──────── EXTRAIT DU TEXTE

Il entre, c’est lui, sa jolie tête de gitan, en compagnie d’un gars de son âge. Je le mate, j’hésite à me faire un peu lourdingue en l’abordant, finalement je sirote, j’essaie de me faire une idée. Il s’installe à quelque mètre de moi, au bar. Le temps de frôler la main du patron, il se retourne.
« Ouam, c’est toi ? »
Et son sourire m’atteint.
J’annonce : « La mienne » avec un petit geste au barman. « Deux pintes ? »
Je suis pris d’abord par son espèce de facilité dans la conversation. Il improvise, il est badin mais, ce faisant, il se détourne de son pote. C’est ce qui me gêne le plus et m’empêche, assez vite, de m’intéresser à lui. Certes je suis dans sa ligne de mire, je suis là pour ça, pour qu’il me montre de l’envie, voire du désir. Mais tandis qu’il déblatère sur sa fascination pour les blogs, et pour le mien en particulier, je pense surtout à l’isolement de ce pauvre hère, je sais, c'est idiot, d'autant qu'il n’est pas aussi joli à regarder. J'essaie de me concentrer sur mon interlocuteur.

────────────────

[EXERCICES]
1. Recopiez telles quelles les lignes des entrées, de la toute première jusqu'à celle qui contient « action-button[interactable]: 删除 (716, 544, 736, 561) », les deux bornes comprises.
2. Poursuivez le récit de la rencontre au bar à partir de sa dernière phrase.

──────── ENSEMBLE D'ENTRÉES

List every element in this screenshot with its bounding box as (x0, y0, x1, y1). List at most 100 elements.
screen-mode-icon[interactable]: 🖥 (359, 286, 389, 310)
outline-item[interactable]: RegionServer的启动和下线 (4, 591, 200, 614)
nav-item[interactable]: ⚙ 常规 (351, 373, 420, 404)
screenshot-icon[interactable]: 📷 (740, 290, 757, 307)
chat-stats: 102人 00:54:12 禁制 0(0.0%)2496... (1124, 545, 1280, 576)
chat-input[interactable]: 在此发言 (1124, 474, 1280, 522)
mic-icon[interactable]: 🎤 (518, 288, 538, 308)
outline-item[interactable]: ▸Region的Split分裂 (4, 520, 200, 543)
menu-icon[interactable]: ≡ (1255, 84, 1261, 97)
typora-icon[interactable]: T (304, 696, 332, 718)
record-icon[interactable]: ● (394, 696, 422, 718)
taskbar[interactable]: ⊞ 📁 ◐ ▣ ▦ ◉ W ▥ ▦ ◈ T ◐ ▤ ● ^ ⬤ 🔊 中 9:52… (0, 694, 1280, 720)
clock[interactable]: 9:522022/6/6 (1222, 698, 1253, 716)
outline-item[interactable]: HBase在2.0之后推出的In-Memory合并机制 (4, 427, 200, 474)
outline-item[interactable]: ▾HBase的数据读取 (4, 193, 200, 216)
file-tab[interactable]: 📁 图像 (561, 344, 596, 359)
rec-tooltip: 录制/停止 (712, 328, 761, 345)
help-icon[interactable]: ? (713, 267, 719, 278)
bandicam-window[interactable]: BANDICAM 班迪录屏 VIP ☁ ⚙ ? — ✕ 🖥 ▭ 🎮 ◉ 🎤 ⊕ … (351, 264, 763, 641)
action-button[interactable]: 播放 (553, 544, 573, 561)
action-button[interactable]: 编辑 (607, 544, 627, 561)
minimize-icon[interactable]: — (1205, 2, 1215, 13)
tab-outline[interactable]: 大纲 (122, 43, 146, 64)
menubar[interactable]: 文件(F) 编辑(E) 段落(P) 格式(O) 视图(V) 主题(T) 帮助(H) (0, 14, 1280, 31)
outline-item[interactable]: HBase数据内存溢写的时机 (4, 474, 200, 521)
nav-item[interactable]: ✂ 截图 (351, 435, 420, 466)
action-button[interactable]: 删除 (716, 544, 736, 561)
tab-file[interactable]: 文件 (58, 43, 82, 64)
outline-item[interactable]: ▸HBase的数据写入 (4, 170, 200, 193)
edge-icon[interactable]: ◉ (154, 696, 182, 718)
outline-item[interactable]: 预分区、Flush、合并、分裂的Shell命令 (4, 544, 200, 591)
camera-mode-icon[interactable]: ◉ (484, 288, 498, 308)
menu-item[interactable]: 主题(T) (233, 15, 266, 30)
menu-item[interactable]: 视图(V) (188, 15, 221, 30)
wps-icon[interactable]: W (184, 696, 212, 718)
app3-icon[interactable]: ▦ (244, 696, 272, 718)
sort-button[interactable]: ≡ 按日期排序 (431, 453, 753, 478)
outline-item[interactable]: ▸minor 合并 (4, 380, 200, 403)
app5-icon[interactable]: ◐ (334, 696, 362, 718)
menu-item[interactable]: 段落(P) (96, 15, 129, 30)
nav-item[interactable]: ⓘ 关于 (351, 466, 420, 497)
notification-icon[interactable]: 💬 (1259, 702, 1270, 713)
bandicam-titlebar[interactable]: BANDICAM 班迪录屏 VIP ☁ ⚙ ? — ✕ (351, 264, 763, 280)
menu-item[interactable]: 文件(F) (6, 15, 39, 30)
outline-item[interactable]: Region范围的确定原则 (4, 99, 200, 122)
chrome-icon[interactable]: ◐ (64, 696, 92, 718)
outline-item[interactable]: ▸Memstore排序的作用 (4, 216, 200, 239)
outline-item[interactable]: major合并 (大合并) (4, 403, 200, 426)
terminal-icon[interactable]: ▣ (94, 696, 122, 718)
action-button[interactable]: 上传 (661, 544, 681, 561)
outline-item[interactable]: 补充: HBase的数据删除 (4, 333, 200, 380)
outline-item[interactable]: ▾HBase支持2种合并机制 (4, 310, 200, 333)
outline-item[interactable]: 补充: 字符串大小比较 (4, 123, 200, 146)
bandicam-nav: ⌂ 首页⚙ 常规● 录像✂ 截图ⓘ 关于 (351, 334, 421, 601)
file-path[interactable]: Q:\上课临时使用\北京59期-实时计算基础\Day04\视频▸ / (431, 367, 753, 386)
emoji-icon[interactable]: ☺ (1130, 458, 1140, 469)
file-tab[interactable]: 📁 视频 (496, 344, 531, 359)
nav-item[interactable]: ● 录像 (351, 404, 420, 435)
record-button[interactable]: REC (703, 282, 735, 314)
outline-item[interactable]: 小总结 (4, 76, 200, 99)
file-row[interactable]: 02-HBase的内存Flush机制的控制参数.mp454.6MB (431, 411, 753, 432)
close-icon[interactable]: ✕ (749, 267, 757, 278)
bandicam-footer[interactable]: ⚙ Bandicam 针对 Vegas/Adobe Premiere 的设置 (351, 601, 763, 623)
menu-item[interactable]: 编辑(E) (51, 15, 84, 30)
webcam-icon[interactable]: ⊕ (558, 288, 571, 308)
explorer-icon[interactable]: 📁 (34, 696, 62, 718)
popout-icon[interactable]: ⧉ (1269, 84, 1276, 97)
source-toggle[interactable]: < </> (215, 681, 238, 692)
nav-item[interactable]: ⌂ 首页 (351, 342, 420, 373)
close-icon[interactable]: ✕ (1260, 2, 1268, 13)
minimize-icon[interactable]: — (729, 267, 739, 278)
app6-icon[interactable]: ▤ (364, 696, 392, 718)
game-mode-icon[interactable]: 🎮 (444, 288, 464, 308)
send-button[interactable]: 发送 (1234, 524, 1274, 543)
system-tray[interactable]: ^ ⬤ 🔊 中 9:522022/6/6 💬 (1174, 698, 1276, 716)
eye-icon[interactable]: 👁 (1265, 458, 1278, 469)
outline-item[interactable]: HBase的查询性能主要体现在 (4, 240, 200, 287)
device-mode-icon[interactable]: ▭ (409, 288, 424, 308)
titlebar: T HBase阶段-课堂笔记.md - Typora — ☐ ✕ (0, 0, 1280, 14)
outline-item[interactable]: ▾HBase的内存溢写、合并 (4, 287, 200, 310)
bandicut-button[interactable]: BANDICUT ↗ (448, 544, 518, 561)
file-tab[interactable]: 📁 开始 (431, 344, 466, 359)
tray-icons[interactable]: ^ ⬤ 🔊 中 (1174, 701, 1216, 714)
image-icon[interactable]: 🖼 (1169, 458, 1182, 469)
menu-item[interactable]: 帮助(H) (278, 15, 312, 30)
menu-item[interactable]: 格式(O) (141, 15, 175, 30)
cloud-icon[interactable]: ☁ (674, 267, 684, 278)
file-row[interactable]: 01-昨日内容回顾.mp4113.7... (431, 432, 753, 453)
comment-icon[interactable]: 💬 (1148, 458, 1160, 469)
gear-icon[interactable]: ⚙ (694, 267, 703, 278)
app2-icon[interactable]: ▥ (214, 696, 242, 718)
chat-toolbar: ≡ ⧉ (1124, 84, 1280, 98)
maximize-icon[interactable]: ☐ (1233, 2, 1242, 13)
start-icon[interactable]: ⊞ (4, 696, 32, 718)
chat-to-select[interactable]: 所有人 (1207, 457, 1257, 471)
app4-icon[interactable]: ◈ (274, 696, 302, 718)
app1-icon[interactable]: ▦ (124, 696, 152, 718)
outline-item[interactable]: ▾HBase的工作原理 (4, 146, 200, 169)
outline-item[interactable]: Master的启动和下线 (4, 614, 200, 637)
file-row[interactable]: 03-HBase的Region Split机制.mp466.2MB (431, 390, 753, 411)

────────────────

[RÉPONSES DONNÉES]
1.
List every element in this screenshot with its bounding box as (x0, y0, x1, y1). List at most 100 elements.
screen-mode-icon[interactable]: 🖥 (359, 286, 389, 310)
outline-item[interactable]: RegionServer的启动和下线 (4, 591, 200, 614)
nav-item[interactable]: ⚙ 常规 (351, 373, 420, 404)
screenshot-icon[interactable]: 📷 (740, 290, 757, 307)
chat-stats: 102人 00:54:12 禁制 0(0.0%)2496... (1124, 545, 1280, 576)
chat-input[interactable]: 在此发言 (1124, 474, 1280, 522)
mic-icon[interactable]: 🎤 (518, 288, 538, 308)
outline-item[interactable]: ▸Region的Split分裂 (4, 520, 200, 543)
menu-icon[interactable]: ≡ (1255, 84, 1261, 97)
typora-icon[interactable]: T (304, 696, 332, 718)
record-icon[interactable]: ● (394, 696, 422, 718)
taskbar[interactable]: ⊞ 📁 ◐ ▣ ▦ ◉ W ▥ ▦ ◈ T ◐ ▤ ● ^ ⬤ 🔊 中 9:52… (0, 694, 1280, 720)
clock[interactable]: 9:522022/6/6 (1222, 698, 1253, 716)
outline-item[interactable]: HBase在2.0之后推出的In-Memory合并机制 (4, 427, 200, 474)
outline-item[interactable]: ▾HBase的数据读取 (4, 193, 200, 216)
file-tab[interactable]: 📁 图像 (561, 344, 596, 359)
rec-tooltip: 录制/停止 (712, 328, 761, 345)
help-icon[interactable]: ? (713, 267, 719, 278)
bandicam-window[interactable]: BANDICAM 班迪录屏 VIP ☁ ⚙ ? — ✕ 🖥 ▭ 🎮 ◉ 🎤 ⊕ … (351, 264, 763, 641)
action-button[interactable]: 播放 (553, 544, 573, 561)
action-button[interactable]: 编辑 (607, 544, 627, 561)
minimize-icon[interactable]: — (1205, 2, 1215, 13)
tab-outline[interactable]: 大纲 (122, 43, 146, 64)
menubar[interactable]: 文件(F) 编辑(E) 段落(P) 格式(O) 视图(V) 主题(T) 帮助(H) (0, 14, 1280, 31)
outline-item[interactable]: HBase数据内存溢写的时机 (4, 474, 200, 521)
nav-item[interactable]: ✂ 截图 (351, 435, 420, 466)
action-button[interactable]: 删除 (716, 544, 736, 561)

2.
« Le blog c’est génial, les gens se racontent sans retenue, c’est bien supérieur au roman »
Je ne sais pas si le môme s’est rendu compte que Premier Jet est d’abord un roman, ou alors il s’en fout et il parle pour parler. Pour briller plutôt. J’ai d’ailleurs assez vite l’impression qu’il ne maîtrise pas son discours alors que je l’en crois tout à fait capable. Il n’est pas là pour papoter, à la limite, tant mieux, moi non plus. Il se veut à l’image d’un garçon que j’aurais envie d’enculer, il construit son personnage, bon, mais j’en ai un peu trop conscience et ce superbe garçon, avec sa grosse personnalité, digne de ce qu’il croit percevoir de moi, est en train de me couper l’envie. Je me demande s’il ne faudrait pas que je le voie tout nu, dans mon lit, les genoux sur les épaules et la prostate impatiente ?
« Le blog c’est comme la vie de tous les jours, une lutte des ego »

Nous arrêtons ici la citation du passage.